━━ RECORD EXTRACTS
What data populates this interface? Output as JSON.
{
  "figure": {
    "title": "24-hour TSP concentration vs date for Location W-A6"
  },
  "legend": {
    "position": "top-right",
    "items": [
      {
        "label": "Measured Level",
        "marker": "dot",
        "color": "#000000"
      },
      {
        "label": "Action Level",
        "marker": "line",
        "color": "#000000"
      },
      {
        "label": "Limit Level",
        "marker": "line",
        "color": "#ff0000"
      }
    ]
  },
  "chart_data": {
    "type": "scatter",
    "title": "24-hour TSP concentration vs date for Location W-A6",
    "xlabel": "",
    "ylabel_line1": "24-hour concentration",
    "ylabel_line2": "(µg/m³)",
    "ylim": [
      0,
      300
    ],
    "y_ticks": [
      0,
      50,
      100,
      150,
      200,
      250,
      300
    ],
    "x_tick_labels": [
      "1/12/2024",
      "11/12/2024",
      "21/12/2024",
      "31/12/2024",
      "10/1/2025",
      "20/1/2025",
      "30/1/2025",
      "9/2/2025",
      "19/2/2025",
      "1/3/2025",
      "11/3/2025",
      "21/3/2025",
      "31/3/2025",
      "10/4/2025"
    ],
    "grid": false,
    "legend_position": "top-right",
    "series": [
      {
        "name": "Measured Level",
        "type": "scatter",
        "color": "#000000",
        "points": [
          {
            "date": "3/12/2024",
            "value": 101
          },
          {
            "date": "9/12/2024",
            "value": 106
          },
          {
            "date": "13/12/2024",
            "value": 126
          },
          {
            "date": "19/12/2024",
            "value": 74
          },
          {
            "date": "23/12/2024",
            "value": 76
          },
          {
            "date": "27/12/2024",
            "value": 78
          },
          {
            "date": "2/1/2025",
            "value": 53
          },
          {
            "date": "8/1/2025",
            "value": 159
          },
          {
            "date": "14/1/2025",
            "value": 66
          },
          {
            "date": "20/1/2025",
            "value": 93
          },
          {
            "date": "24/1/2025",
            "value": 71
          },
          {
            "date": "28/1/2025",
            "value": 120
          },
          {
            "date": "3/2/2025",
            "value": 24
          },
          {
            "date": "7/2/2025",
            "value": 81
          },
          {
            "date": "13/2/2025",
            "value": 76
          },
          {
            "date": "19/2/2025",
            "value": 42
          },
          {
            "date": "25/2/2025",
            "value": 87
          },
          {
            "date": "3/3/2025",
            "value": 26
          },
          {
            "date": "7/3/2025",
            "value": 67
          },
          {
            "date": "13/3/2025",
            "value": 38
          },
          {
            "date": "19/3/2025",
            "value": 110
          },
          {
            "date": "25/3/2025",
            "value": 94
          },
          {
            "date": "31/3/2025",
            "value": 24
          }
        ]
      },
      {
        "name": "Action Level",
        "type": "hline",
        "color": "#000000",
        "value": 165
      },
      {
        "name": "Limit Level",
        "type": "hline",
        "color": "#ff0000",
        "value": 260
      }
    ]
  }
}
━━━━
- WHAT IS EXPECTED -
Retype the records in full. Keep every line identical to the original.

- THE ANSWER -
What data populates this interface? Output as JSON.
{
  "figure": {
    "title": "24-hour TSP concentration vs date for Location W-A6"
  },
  "legend": {
    "position": "top-right",
    "items": [
      {
        "label": "Measured Level",
        "marker": "dot",
        "color": "#000000"
      },
      {
        "label": "Action Level",
        "marker": "line",
        "color": "#000000"
      },
      {
        "label": "Limit Level",
        "marker": "line",
        "color": "#ff0000"
      }
    ]
  },
  "chart_data": {
    "type": "scatter",
    "title": "24-hour TSP concentration vs date for Location W-A6",
    "xlabel": "",
    "ylabel_line1": "24-hour concentration",
    "ylabel_line2": "(µg/m³)",
    "ylim": [
      0,
      300
    ],
    "y_ticks": [
      0,
      50,
      100,
      150,
      200,
      250,
      300
    ],
    "x_tick_labels": [
      "1/12/2024",
      "11/12/2024",
      "21/12/2024",
      "31/12/2024",
      "10/1/2025",
      "20/1/2025",
      "30/1/2025",
      "9/2/2025",
      "19/2/2025",
      "1/3/2025",
      "11/3/2025",
      "21/3/2025",
      "31/3/2025",
      "10/4/2025"
    ],
    "grid": false,
    "legend_position": "top-right",
    "series": [
      {
        "name": "Measured Level",
        "type": "scatter",
        "color": "#000000",
        "points": [
          {
            "date": "3/12/2024",
            "value": 101
          },
          {
            "date": "9/12/2024",
            "value": 106
          },
          {
            "date": "13/12/2024",
            "value": 126
          },
          {
            "date": "19/12/2024",
            "value": 74
          },
          {
            "date": "23/12/2024",
            "value": 76
          },
          {
            "date": "27/12/2024",
            "value": 78
          },
          {
            "date": "2/1/2025",
            "value": 53
          },
          {
            "date": "8/1/2025",
            "value": 159
          },
          {
            "date": "14/1/2025",
            "value": 66
          },
          {
            "date": "20/1/2025",
            "value": 93
          },
          {
            "date": "24/1/2025",
            "value": 71
          },
          {
            "date": "28/1/2025",
            "value": 120
          },
          {
            "date": "3/2/2025",
            "value": 24
          },
          {
            "date": "7/2/2025",
            "value": 81
          },
          {
            "date": "13/2/2025",
            "value": 76
          },
          {
            "date": "19/2/2025",
            "value": 42
          },
          {
            "date": "25/2/2025",
            "value": 87
          },
          {
            "date": "3/3/2025",
            "value": 26
          },
          {
            "date": "7/3/2025",
            "value": 67
          },
          {
            "date": "13/3/2025",
            "value": 38
          },
          {
            "date": "19/3/2025",
            "value": 110
          },
          {
            "date": "25/3/2025",
            "value": 94
          },
          {
            "date": "31/3/2025",
            "value": 24
          }
        ]
      },
      {
        "name": "Action Level",
        "type": "hline",
        "color": "#000000",
        "value": 165
      },
      {
        "name": "Limit Level",
        "type": "hline",
        "color": "#ff0000",
        "value": 260
      }
    ]
  }
}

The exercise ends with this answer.